[Figure contents as structured data]
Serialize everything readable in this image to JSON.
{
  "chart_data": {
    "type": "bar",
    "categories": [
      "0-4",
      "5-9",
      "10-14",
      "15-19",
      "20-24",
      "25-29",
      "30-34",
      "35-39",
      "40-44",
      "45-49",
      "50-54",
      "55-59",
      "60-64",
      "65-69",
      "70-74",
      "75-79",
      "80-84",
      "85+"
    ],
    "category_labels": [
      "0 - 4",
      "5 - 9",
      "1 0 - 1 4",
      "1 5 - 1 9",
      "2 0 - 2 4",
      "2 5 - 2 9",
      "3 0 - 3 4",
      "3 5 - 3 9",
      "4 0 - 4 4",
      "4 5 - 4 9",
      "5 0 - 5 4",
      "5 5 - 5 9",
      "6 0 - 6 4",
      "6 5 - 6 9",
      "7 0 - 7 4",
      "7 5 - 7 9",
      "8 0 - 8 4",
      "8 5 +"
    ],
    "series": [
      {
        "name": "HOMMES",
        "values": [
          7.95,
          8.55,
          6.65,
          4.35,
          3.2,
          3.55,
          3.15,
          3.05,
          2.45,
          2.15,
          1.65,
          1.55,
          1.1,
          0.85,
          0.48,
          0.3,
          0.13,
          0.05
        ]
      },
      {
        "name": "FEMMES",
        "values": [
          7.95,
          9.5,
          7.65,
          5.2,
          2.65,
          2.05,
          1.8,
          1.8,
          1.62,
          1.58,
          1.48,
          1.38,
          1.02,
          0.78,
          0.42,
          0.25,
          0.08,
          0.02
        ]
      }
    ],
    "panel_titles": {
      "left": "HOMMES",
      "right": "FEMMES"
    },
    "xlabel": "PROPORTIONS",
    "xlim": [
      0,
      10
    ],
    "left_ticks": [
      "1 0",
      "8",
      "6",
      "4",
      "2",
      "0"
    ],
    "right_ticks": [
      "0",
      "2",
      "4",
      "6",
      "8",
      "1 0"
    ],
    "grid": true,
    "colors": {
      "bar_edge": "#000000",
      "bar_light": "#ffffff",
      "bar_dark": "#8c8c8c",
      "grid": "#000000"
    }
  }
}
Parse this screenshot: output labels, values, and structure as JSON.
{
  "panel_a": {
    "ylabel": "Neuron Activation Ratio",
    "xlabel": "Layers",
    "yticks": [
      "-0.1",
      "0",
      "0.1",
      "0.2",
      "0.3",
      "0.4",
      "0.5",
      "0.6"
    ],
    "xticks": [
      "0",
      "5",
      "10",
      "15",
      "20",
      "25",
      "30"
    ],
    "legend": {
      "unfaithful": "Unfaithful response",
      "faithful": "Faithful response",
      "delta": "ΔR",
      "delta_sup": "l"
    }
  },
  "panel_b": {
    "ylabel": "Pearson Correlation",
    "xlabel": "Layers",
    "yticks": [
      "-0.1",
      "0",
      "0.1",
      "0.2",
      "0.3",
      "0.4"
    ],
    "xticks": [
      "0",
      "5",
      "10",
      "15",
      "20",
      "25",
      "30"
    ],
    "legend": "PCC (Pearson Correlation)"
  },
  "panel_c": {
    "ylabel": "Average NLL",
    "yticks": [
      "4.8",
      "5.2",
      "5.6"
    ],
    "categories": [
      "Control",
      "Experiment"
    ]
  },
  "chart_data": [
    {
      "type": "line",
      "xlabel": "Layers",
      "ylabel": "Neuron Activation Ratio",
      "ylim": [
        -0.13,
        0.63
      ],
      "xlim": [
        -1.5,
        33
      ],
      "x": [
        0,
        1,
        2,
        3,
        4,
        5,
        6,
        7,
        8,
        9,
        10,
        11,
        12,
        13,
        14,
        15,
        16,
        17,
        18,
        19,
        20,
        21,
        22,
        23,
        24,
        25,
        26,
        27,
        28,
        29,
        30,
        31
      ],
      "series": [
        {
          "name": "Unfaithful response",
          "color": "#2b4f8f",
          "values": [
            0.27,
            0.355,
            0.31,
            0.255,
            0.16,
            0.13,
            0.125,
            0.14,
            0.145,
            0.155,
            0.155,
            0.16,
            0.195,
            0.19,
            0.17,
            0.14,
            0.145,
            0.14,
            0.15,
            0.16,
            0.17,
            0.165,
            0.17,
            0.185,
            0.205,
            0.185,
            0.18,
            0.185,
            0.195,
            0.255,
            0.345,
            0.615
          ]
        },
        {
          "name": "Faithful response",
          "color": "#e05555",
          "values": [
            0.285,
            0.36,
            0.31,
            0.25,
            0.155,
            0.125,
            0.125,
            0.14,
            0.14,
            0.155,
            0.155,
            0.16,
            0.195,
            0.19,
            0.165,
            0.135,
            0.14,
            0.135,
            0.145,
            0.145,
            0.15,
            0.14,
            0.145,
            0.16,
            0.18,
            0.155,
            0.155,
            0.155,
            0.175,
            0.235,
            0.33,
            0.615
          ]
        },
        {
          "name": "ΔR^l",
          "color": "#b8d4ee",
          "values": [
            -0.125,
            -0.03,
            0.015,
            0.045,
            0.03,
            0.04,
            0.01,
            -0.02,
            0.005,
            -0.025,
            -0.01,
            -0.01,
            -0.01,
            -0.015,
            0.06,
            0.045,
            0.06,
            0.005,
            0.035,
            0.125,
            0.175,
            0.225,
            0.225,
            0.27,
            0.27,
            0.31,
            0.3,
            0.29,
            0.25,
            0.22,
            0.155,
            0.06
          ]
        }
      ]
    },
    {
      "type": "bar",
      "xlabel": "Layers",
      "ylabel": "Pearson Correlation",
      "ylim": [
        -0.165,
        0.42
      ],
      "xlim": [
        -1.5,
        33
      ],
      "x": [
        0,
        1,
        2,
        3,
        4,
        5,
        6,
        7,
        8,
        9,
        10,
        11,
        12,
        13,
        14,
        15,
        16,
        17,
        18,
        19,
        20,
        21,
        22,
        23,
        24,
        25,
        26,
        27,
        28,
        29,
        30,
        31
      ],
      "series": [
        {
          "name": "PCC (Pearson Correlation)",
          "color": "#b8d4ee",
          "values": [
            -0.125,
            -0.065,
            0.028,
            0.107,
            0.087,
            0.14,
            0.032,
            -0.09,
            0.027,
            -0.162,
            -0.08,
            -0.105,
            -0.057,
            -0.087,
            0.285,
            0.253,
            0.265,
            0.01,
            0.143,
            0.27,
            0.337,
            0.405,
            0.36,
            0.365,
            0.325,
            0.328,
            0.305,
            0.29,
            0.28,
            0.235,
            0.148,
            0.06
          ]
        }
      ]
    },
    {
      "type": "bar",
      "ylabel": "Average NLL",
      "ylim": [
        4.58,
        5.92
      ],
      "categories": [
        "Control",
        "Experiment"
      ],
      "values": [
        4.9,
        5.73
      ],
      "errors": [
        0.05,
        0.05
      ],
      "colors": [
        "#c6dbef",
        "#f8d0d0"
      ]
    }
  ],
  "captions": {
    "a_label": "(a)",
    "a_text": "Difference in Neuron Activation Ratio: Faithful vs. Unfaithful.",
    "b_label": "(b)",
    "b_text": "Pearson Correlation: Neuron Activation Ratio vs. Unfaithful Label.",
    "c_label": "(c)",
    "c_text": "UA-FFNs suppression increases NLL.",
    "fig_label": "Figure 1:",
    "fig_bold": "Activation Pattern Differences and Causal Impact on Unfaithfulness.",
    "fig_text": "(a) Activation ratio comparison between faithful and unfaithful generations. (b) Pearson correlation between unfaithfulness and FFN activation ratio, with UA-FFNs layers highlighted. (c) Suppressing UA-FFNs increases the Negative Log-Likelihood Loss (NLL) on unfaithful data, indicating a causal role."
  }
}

__Required task__.
Please output every record, keeping each line exact.

__Full answer__.
Serialize everything readable in this image to JSON.
{
  "chart_data": {
    "type": "bar",
    "categories": [
      "0-4",
      "5-9",
      "10-14",
      "15-19",
      "20-24",
      "25-29",
      "30-34",
      "35-39",
      "40-44",
      "45-49",
      "50-54",
      "55-59",
      "60-64",
      "65-69",
      "70-74",
      "75-79",
      "80-84",
      "85+"
    ],
    "category_labels": [
      "0 - 4",
      "5 - 9",
      "1 0 - 1 4",
      "1 5 - 1 9",
      "2 0 - 2 4",
      "2 5 - 2 9",
      "3 0 - 3 4",
      "3 5 - 3 9",
      "4 0 - 4 4",
      "4 5 - 4 9",
      "5 0 - 5 4",
      "5 5 - 5 9",
      "6 0 - 6 4",
      "6 5 - 6 9",
      "7 0 - 7 4",
      "7 5 - 7 9",
      "8 0 - 8 4",
      "8 5 +"
    ],
    "series": [
      {
        "name": "HOMMES",
        "values": [
          7.95,
          8.55,
          6.65,
          4.35,
          3.2,
          3.55,
          3.15,
          3.05,
          2.45,
          2.15,
          1.65,
          1.55,
          1.1,
          0.85,
          0.48,
          0.3,
          0.13,
          0.05
        ]
      },
      {
        "name": "FEMMES",
        "values": [
          7.95,
          9.5,
          7.65,
          5.2,
          2.65,
          2.05,
          1.8,
          1.8,
          1.62,
          1.58,
          1.48,
          1.38,
          1.02,
          0.78,
          0.42,
          0.25,
          0.08,
          0.02
        ]
      }
    ],
    "panel_titles": {
      "left": "HOMMES",
      "right": "FEMMES"
    },
    "xlabel": "PROPORTIONS",
    "xlim": [
      0,
      10
    ],
    "left_ticks": [
      "1 0",
      "8",
      "6",
      "4",
      "2",
      "0"
    ],
    "right_ticks": [
      "0",
      "2",
      "4",
      "6",
      "8",
      "1 0"
    ],
    "grid": true,
    "colors": {
      "bar_edge": "#000000",
      "bar_light": "#ffffff",
      "bar_dark": "#8c8c8c",
      "grid": "#000000"
    }
  }
}
Parse this screenshot: output labels, values, and structure as JSON.
{
  "panel_a": {
    "ylabel": "Neuron Activation Ratio",
    "xlabel": "Layers",
    "yticks": [
      "-0.1",
      "0",
      "0.1",
      "0.2",
      "0.3",
      "0.4",
      "0.5",
      "0.6"
    ],
    "xticks": [
      "0",
      "5",
      "10",
      "15",
      "20",
      "25",
      "30"
    ],
    "legend": {
      "unfaithful": "Unfaithful response",
      "faithful": "Faithful response",
      "delta": "ΔR",
      "delta_sup": "l"
    }
  },
  "panel_b": {
    "ylabel": "Pearson Correlation",
    "xlabel": "Layers",
    "yticks": [
      "-0.1",
      "0",
      "0.1",
      "0.2",
      "0.3",
      "0.4"
    ],
    "xticks": [
      "0",
      "5",
      "10",
      "15",
      "20",
      "25",
      "30"
    ],
    "legend": "PCC (Pearson Correlation)"
  },
  "panel_c": {
    "ylabel": "Average NLL",
    "yticks": [
      "4.8",
      "5.2",
      "5.6"
    ],
    "categories": [
      "Control",
      "Experiment"
    ]
  },
  "chart_data": [
    {
      "type": "line",
      "xlabel": "Layers",
      "ylabel": "Neuron Activation Ratio",
      "ylim": [
        -0.13,
        0.63
      ],
      "xlim": [
        -1.5,
        33
      ],
      "x": [
        0,
        1,
        2,
        3,
        4,
        5,
        6,
        7,
        8,
        9,
        10,
        11,
        12,
        13,
        14,
        15,
        16,
        17,
        18,
        19,
        20,
        21,
        22,
        23,
        24,
        25,
        26,
        27,
        28,
        29,
        30,
        31
      ],
      "series": [
        {
          "name": "Unfaithful response",
          "color": "#2b4f8f",
          "values": [
            0.27,
            0.355,
            0.31,
            0.255,
            0.16,
            0.13,
            0.125,
            0.14,
            0.145,
            0.155,
            0.155,
            0.16,
            0.195,
            0.19,
            0.17,
            0.14,
            0.145,
            0.14,
            0.15,
            0.16,
            0.17,
            0.165,
            0.17,
            0.185,
            0.205,
            0.185,
            0.18,
            0.185,
            0.195,
            0.255,
            0.345,
            0.615
          ]
        },
        {
          "name": "Faithful response",
          "color": "#e05555",
          "values": [
            0.285,
            0.36,
            0.31,
            0.25,
            0.155,
            0.125,
            0.125,
            0.14,
            0.14,
            0.155,
            0.155,
            0.16,
            0.195,
            0.19,
            0.165,
            0.135,
            0.14,
            0.135,
            0.145,
            0.145,
            0.15,
            0.14,
            0.145,
            0.16,
            0.18,
            0.155,
            0.155,
            0.155,
            0.175,
            0.235,
            0.33,
            0.615
          ]
        },
        {
          "name": "ΔR^l",
          "color": "#b8d4ee",
          "values": [
            -0.125,
            -0.03,
            0.015,
            0.045,
            0.03,
            0.04,
            0.01,
            -0.02,
            0.005,
            -0.025,
            -0.01,
            -0.01,
            -0.01,
            -0.015,
            0.06,
            0.045,
            0.06,
            0.005,
            0.035,
            0.125,
            0.175,
            0.225,
            0.225,
            0.27,
            0.27,
            0.31,
            0.3,
            0.29,
            0.25,
            0.22,
            0.155,
            0.06
          ]
        }
      ]
    },
    {
      "type": "bar",
      "xlabel": "Layers",
      "ylabel": "Pearson Correlation",
      "ylim": [
        -0.165,
        0.42
      ],
      "xlim": [
        -1.5,
        33
      ],
      "x": [
        0,
        1,
        2,
        3,
        4,
        5,
        6,
        7,
        8,
        9,
        10,
        11,
        12,
        13,
        14,
        15,
        16,
        17,
        18,
        19,
        20,
        21,
        22,
        23,
        24,
        25,
        26,
        27,
        28,
        29,
        30,
        31
      ],
      "series": [
        {
          "name": "PCC (Pearson Correlation)",
          "color": "#b8d4ee",
          "values": [
            -0.125,
            -0.065,
            0.028,
            0.107,
            0.087,
            0.14,
            0.032,
            -0.09,
            0.027,
            -0.162,
            -0.08,
            -0.105,
            -0.057,
            -0.087,
            0.285,
            0.253,
            0.265,
            0.01,
            0.143,
            0.27,
            0.337,
            0.405,
            0.36,
            0.365,
            0.325,
            0.328,
            0.305,
            0.29,
            0.28,
            0.235,
            0.148,
            0.06
          ]
        }
      ]
    },
    {
      "type": "bar",
      "ylabel": "Average NLL",
      "ylim": [
        4.58,
        5.92
      ],
      "categories": [
        "Control",
        "Experiment"
      ],
      "values": [
        4.9,
        5.73
      ],
      "errors": [
        0.05,
        0.05
      ],
      "colors": [
        "#c6dbef",
        "#f8d0d0"
      ]
    }
  ],
  "captions": {
    "a_label": "(a)",
    "a_text": "Difference in Neuron Activation Ratio: Faithful vs. Unfaithful.",
    "b_label": "(b)",
    "b_text": "Pearson Correlation: Neuron Activation Ratio vs. Unfaithful Label.",
    "c_label": "(c)",
    "c_text": "UA-FFNs suppression increases NLL.",
    "fig_label": "Figure 1:",
    "fig_bold": "Activation Pattern Differences and Causal Impact on Unfaithfulness.",
    "fig_text": "(a) Activation ratio comparison between faithful and unfaithful generations. (b) Pearson correlation between unfaithfulness and FFN activation ratio, with UA-FFNs layers highlighted. (c) Suppressing UA-FFNs increases the Negative Log-Likelihood Loss (NLL) on unfaithful data, indicating a causal role."
  }
}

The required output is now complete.